• **Written request**: Please find all lines in the data that hold the string "CONDENADXS" and copy them.

• **Input material**:

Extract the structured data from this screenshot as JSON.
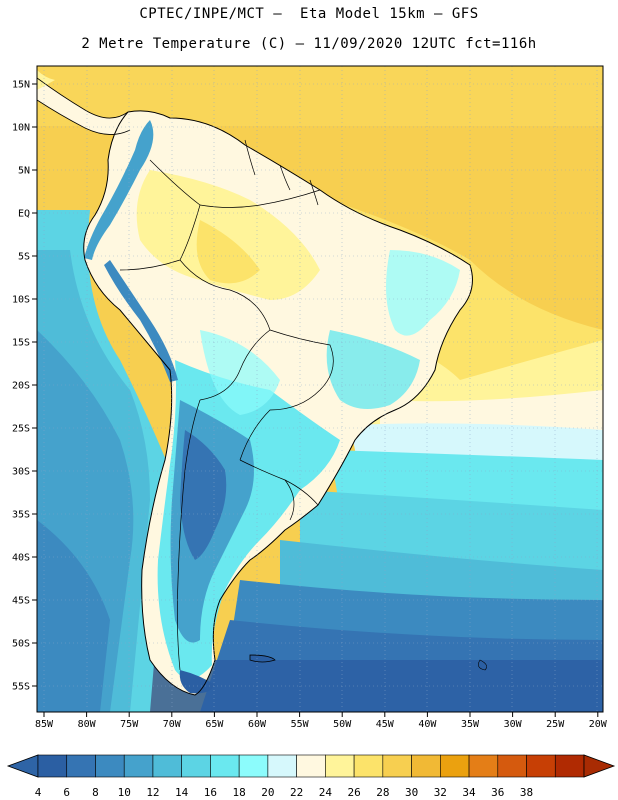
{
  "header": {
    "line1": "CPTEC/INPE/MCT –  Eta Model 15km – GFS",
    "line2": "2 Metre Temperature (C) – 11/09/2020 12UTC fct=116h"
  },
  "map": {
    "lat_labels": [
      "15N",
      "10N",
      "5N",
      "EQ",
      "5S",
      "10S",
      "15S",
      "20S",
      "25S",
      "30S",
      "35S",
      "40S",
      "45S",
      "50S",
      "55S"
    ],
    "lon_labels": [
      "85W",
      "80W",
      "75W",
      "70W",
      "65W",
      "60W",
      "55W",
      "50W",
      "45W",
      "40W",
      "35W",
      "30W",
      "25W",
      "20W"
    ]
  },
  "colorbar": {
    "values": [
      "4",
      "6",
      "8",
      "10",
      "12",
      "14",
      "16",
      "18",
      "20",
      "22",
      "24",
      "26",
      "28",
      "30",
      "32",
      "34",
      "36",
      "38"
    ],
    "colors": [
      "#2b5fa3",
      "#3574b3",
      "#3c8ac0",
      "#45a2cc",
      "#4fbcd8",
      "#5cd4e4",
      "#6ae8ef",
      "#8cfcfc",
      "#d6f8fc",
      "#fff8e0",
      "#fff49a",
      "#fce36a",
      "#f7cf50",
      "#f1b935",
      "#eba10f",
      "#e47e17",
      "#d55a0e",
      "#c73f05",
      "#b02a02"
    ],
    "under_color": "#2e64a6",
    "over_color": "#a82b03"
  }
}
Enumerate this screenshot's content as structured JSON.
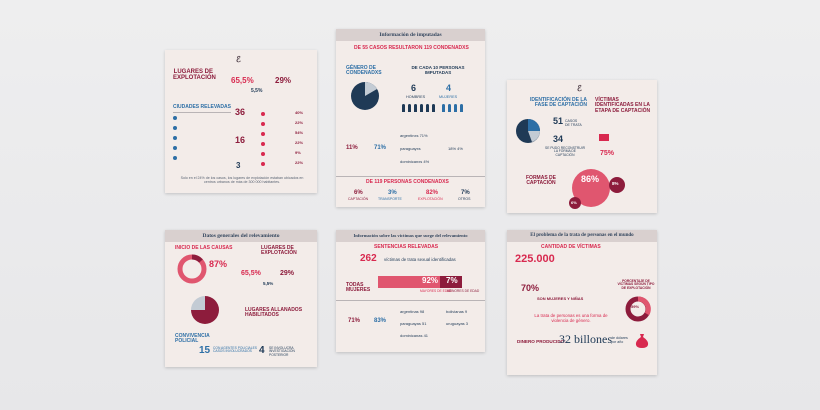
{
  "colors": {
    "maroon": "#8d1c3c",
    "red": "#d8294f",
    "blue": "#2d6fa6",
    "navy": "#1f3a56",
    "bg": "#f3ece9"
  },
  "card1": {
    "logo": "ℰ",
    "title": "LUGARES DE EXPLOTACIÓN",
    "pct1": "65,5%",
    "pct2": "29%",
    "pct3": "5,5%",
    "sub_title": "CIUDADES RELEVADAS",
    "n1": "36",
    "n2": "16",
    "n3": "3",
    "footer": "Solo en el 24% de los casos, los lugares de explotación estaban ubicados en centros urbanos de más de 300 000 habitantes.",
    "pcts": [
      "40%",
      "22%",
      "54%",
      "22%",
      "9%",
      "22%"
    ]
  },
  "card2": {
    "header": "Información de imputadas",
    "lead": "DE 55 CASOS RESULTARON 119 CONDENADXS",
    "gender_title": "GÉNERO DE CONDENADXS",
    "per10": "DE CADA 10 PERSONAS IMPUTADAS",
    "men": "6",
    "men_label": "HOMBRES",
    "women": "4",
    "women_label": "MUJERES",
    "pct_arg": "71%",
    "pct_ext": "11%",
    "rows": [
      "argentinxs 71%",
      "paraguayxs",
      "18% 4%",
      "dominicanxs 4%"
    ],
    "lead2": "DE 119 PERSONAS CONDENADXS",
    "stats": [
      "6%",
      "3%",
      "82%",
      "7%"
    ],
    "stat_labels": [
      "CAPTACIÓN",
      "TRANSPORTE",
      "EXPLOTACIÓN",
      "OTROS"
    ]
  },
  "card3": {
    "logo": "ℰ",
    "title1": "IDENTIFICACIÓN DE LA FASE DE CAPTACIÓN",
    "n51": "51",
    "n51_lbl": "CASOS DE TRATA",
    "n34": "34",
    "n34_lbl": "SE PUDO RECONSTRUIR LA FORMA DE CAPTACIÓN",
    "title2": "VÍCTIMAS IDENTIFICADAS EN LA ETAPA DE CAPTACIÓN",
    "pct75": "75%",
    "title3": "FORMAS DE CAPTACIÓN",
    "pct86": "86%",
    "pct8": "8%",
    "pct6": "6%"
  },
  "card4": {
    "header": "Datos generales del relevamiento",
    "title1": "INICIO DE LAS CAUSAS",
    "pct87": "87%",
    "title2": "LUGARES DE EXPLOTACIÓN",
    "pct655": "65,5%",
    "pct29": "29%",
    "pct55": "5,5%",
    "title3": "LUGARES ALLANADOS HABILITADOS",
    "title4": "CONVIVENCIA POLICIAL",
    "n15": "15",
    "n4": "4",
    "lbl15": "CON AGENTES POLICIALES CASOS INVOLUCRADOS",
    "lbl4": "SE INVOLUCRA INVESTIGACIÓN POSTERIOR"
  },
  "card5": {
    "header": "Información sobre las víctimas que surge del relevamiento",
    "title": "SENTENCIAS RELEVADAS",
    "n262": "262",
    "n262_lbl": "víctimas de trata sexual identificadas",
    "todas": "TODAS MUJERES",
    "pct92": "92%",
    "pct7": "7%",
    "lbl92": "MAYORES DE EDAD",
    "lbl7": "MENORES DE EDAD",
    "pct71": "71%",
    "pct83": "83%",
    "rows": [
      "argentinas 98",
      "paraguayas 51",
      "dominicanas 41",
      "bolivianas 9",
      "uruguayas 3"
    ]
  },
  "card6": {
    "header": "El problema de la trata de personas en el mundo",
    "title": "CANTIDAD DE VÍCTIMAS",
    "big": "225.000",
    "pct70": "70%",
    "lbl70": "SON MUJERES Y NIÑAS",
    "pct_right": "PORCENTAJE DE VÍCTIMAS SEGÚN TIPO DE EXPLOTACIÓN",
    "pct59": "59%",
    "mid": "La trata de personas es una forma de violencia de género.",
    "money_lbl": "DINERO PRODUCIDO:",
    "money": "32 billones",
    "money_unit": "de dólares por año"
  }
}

• **Result of the exercise**:
    "lead": "DE 55 CASOS RESULTARON 119 CONDENADXS",
    "gender_title": "GÉNERO DE CONDENADXS",
    "lead2": "DE 119 PERSONAS CONDENADXS",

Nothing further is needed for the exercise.